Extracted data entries
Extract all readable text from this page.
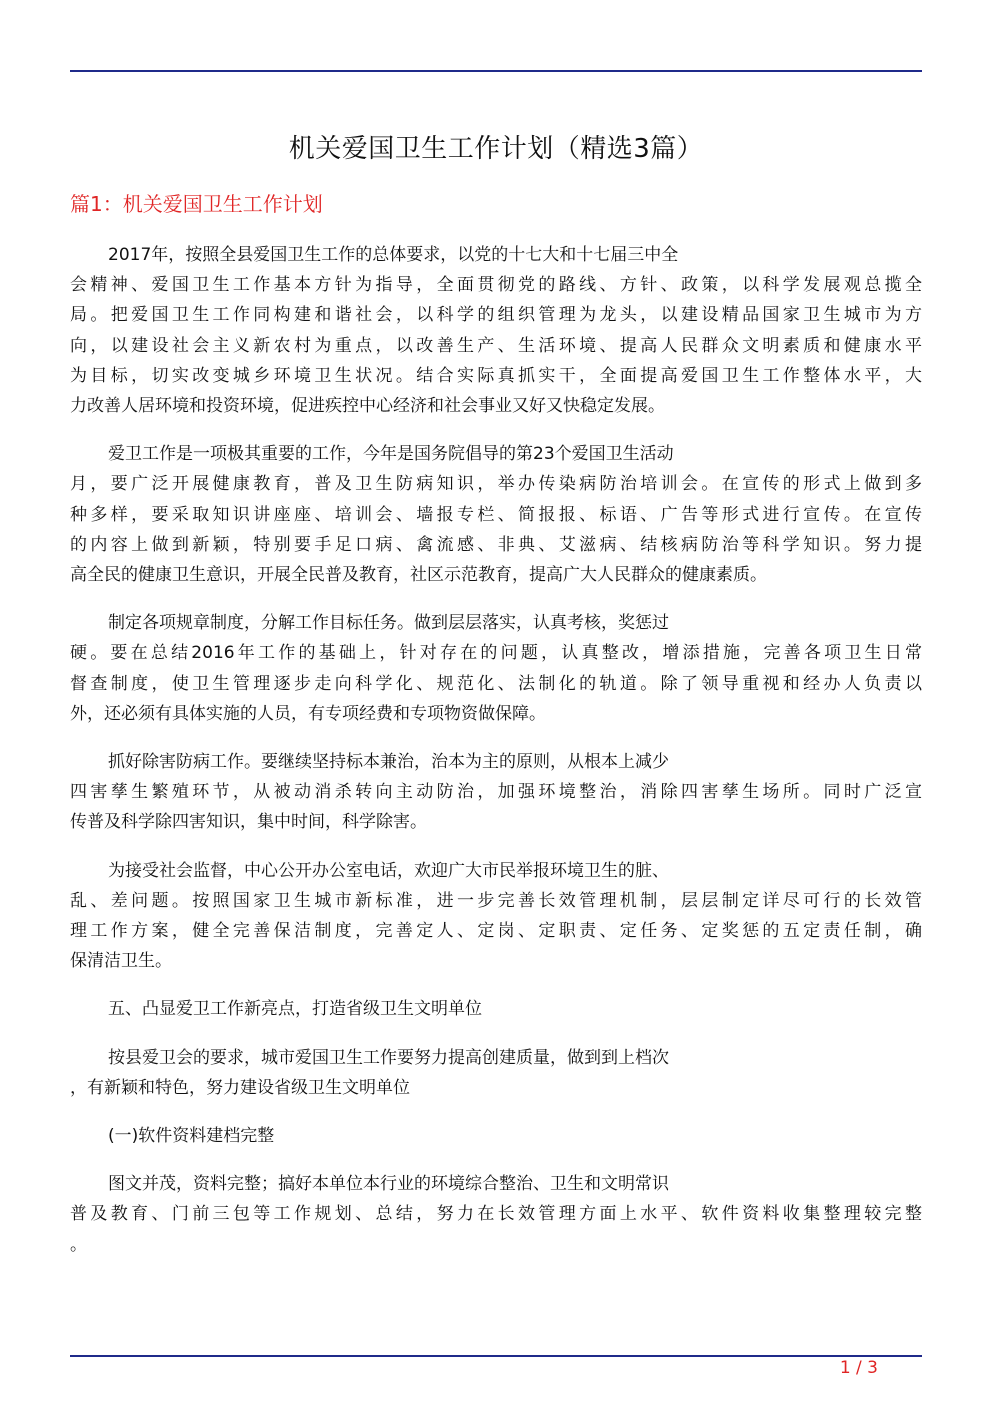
机关爱国卫生工作计划（精选3篇）
篇1：机关爱国卫生工作计划
2017年，按照全县爱国卫生工作的总体要求，以党的十七大和十七届三中全
会精神、爱国卫生工作基本方针为指导，全面贯彻党的路线、方针、政策，以科学发展观总揽全
局。把爱国卫生工作同构建和谐社会，以科学的组织管理为龙头，以建设精品国家卫生城市为方
向，以建设社会主义新农村为重点，以改善生产、生活环境、提高人民群众文明素质和健康水平
为目标，切实改变城乡环境卫生状况。结合实际真抓实干，全面提高爱国卫生工作整体水平，大
力改善人居环境和投资环境，促进疾控中心经济和社会事业又好又快稳定发展。
爱卫工作是一项极其重要的工作，今年是国务院倡导的第23个爱国卫生活动
月，要广泛开展健康教育，普及卫生防病知识，举办传染病防治培训会。在宣传的形式上做到多
种多样，要采取知识讲座座、培训会、墙报专栏、简报报、标语、广告等形式进行宣传。在宣传
的内容上做到新颖，特别要手足口病、禽流感、非典、艾滋病、结核病防治等科学知识。努力提
高全民的健康卫生意识，开展全民普及教育，社区示范教育，提高广大人民群众的健康素质。
制定各项规章制度，分解工作目标任务。做到层层落实，认真考核，奖惩过
硬。要在总结2016年工作的基础上，针对存在的问题，认真整改，增添措施，完善各项卫生日常
督查制度，使卫生管理逐步走向科学化、规范化、法制化的轨道。除了领导重视和经办人负责以
外，还必须有具体实施的人员，有专项经费和专项物资做保障。
抓好除害防病工作。要继续坚持标本兼治，治本为主的原则，从根本上减少
四害孳生繁殖环节，从被动消杀转向主动防治，加强环境整治，消除四害孳生场所。同时广泛宣
传普及科学除四害知识，集中时间，科学除害。
为接受社会监督，中心公开办公室电话，欢迎广大市民举报环境卫生的脏、
乱、差问题。按照国家卫生城市新标准，进一步完善长效管理机制，层层制定详尽可行的长效管
理工作方案，健全完善保洁制度，完善定人、定岗、定职责、定任务、定奖惩的五定责任制，确
保清洁卫生。
五、凸显爱卫工作新亮点，打造省级卫生文明单位
按县爱卫会的要求，城市爱国卫生工作要努力提高创建质量，做到到上档次
，有新颖和特色，努力建设省级卫生文明单位
(一)软件资料建档完整
图文并茂，资料完整；搞好本单位本行业的环境综合整治、卫生和文明常识
普及教育、门前三包等工作规划、总结，努力在长效管理方面上水平、软件资料收集整理较完整
。
1 / 3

→ WHAT IS EXPECTED
Reproduce the whole listing exactly, but not the images in it.

→ COMPLETE ANSWER
Extract all readable text from this page.
机关爱国卫生工作计划（精选3篇）
篇1：机关爱国卫生工作计划
2017年，按照全县爱国卫生工作的总体要求，以党的十七大和十七届三中全
会精神、爱国卫生工作基本方针为指导，全面贯彻党的路线、方针、政策，以科学发展观总揽全
局。把爱国卫生工作同构建和谐社会，以科学的组织管理为龙头，以建设精品国家卫生城市为方
向，以建设社会主义新农村为重点，以改善生产、生活环境、提高人民群众文明素质和健康水平
为目标，切实改变城乡环境卫生状况。结合实际真抓实干，全面提高爱国卫生工作整体水平，大
力改善人居环境和投资环境，促进疾控中心经济和社会事业又好又快稳定发展。
爱卫工作是一项极其重要的工作，今年是国务院倡导的第23个爱国卫生活动
月，要广泛开展健康教育，普及卫生防病知识，举办传染病防治培训会。在宣传的形式上做到多
种多样，要采取知识讲座座、培训会、墙报专栏、简报报、标语、广告等形式进行宣传。在宣传
的内容上做到新颖，特别要手足口病、禽流感、非典、艾滋病、结核病防治等科学知识。努力提
高全民的健康卫生意识，开展全民普及教育，社区示范教育，提高广大人民群众的健康素质。
制定各项规章制度，分解工作目标任务。做到层层落实，认真考核，奖惩过
硬。要在总结2016年工作的基础上，针对存在的问题，认真整改，增添措施，完善各项卫生日常
督查制度，使卫生管理逐步走向科学化、规范化、法制化的轨道。除了领导重视和经办人负责以
外，还必须有具体实施的人员，有专项经费和专项物资做保障。
抓好除害防病工作。要继续坚持标本兼治，治本为主的原则，从根本上减少
四害孳生繁殖环节，从被动消杀转向主动防治，加强环境整治，消除四害孳生场所。同时广泛宣
传普及科学除四害知识，集中时间，科学除害。
为接受社会监督，中心公开办公室电话，欢迎广大市民举报环境卫生的脏、
乱、差问题。按照国家卫生城市新标准，进一步完善长效管理机制，层层制定详尽可行的长效管
理工作方案，健全完善保洁制度，完善定人、定岗、定职责、定任务、定奖惩的五定责任制，确
保清洁卫生。
五、凸显爱卫工作新亮点，打造省级卫生文明单位
按县爱卫会的要求，城市爱国卫生工作要努力提高创建质量，做到到上档次
，有新颖和特色，努力建设省级卫生文明单位
(一)软件资料建档完整
图文并茂，资料完整；搞好本单位本行业的环境综合整治、卫生和文明常识
普及教育、门前三包等工作规划、总结，努力在长效管理方面上水平、软件资料收集整理较完整
。
1 / 3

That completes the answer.